═══ EXERCISE INPUT
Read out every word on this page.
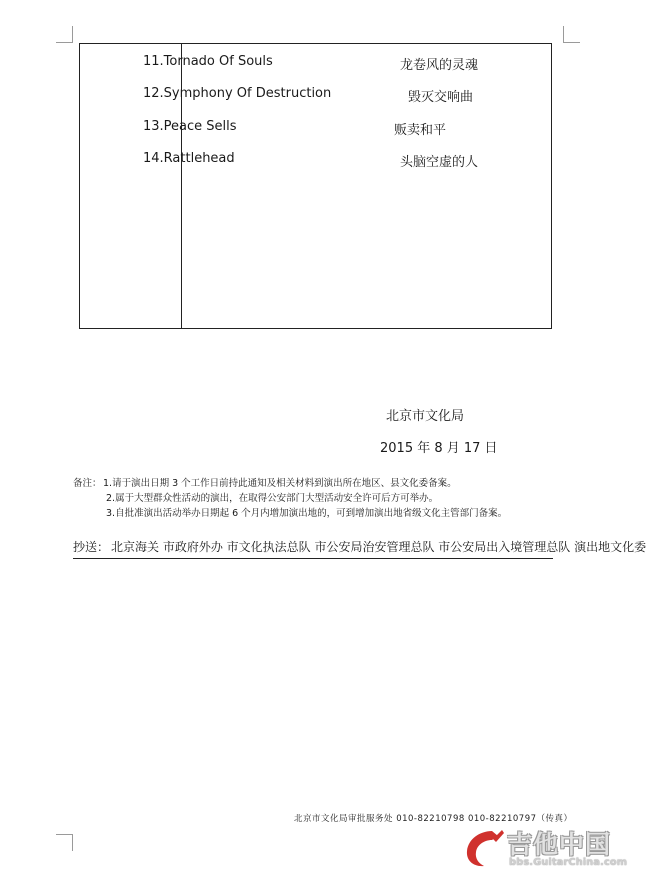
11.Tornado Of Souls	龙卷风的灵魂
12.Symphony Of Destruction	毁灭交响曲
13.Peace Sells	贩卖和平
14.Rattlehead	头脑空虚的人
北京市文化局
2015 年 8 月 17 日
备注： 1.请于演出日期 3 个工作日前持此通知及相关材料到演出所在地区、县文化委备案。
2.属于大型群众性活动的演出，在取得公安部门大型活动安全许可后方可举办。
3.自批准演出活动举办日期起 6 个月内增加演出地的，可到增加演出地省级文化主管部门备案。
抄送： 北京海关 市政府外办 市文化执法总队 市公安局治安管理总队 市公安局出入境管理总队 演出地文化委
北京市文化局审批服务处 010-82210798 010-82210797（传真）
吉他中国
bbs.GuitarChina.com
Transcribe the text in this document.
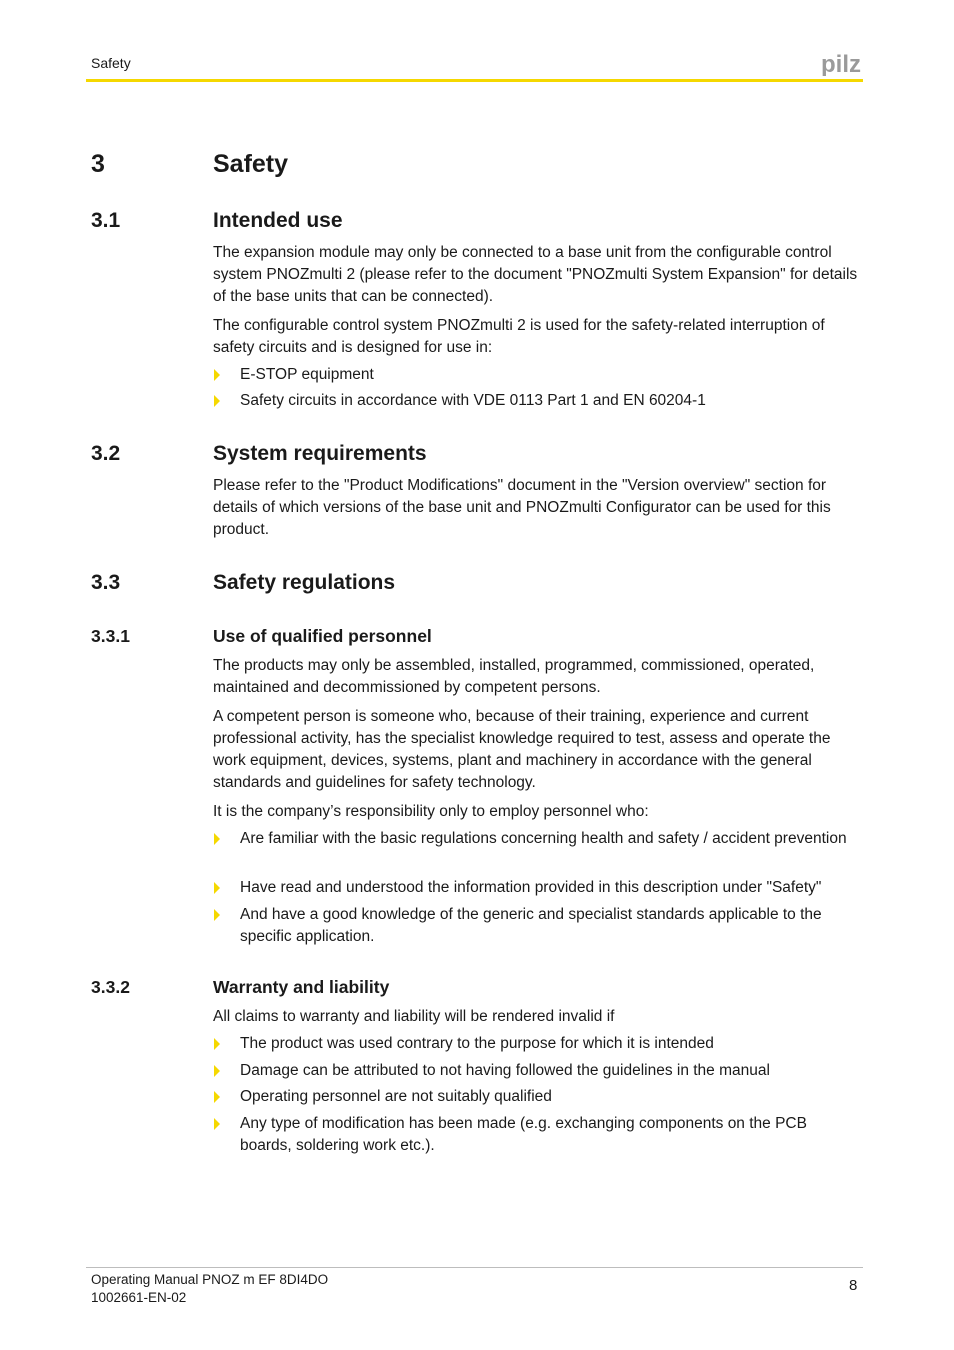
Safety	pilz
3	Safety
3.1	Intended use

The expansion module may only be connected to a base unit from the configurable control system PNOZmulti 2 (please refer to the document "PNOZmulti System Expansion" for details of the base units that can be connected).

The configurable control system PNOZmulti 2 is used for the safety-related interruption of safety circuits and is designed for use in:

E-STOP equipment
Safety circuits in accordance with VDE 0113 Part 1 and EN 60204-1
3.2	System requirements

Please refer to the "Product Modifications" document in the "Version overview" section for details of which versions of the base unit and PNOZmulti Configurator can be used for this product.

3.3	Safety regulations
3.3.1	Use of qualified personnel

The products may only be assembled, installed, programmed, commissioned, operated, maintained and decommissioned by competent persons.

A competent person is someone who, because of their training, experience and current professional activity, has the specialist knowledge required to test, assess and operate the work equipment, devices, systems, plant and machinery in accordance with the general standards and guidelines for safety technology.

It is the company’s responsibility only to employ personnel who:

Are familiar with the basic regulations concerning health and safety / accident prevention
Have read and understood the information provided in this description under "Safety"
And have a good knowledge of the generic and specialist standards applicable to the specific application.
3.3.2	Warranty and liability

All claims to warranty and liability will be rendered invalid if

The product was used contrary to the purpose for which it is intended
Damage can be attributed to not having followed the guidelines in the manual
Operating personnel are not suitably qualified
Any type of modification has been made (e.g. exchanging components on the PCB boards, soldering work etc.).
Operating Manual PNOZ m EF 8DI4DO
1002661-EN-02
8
══════
═══ EXERCISE INPUT
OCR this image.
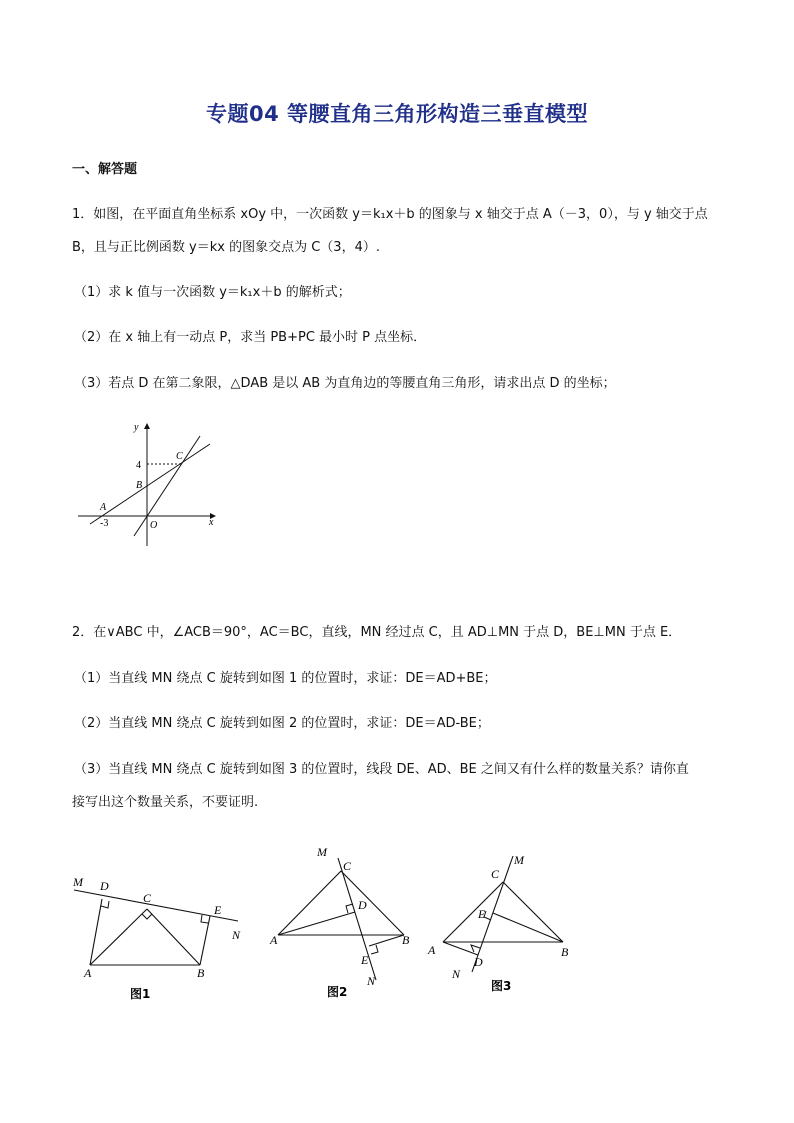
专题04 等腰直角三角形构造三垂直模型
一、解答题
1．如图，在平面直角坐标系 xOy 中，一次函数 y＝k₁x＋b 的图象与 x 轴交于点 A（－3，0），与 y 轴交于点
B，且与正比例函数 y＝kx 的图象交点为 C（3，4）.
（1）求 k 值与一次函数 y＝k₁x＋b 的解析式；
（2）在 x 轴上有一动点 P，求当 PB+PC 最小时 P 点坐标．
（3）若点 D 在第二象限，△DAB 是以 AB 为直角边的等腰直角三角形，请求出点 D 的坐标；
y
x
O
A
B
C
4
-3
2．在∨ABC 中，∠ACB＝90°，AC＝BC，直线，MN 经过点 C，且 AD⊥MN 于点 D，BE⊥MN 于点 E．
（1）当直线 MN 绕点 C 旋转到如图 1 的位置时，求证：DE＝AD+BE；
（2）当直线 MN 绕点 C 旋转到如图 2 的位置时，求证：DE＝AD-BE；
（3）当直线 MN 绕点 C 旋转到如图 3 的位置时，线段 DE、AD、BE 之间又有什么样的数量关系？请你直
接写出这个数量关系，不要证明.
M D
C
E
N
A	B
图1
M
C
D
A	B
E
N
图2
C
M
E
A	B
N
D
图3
══════
═══ EXERCISE INPUT
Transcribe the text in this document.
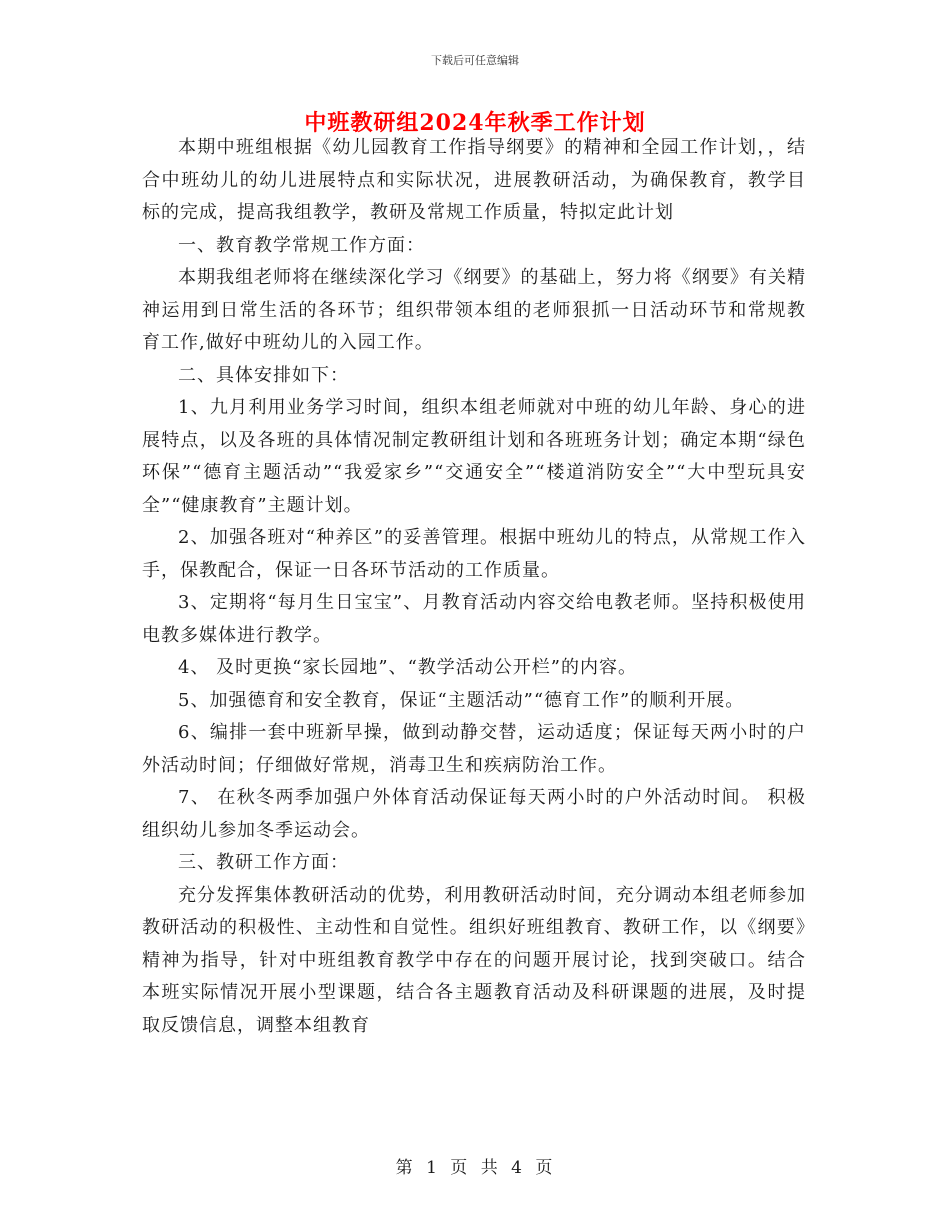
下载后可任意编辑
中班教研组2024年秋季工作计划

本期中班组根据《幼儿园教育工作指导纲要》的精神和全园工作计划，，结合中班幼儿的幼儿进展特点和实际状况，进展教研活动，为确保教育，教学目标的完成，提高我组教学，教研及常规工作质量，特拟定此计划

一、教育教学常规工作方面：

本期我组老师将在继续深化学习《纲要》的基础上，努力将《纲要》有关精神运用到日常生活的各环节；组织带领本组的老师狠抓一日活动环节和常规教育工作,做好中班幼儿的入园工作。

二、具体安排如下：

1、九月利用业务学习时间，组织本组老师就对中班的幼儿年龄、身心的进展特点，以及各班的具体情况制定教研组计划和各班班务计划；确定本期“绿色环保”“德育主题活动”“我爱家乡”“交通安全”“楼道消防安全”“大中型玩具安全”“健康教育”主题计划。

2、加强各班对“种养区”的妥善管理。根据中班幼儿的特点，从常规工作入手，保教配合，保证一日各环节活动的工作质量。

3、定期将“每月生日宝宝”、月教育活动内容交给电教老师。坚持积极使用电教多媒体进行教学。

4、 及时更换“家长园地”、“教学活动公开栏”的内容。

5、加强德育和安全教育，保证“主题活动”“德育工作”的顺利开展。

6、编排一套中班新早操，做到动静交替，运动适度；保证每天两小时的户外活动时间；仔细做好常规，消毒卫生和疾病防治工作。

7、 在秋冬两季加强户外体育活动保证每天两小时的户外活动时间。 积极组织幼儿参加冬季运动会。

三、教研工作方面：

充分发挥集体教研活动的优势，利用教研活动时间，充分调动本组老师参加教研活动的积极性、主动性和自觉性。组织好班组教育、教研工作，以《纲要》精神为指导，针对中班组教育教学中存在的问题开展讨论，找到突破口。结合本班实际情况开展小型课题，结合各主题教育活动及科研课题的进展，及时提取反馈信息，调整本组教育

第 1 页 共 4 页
══════
## AIM
Each line containing the word "work" counts once; say how many such lines there are, giving only the number.

## WRITTEN RESPONSE
2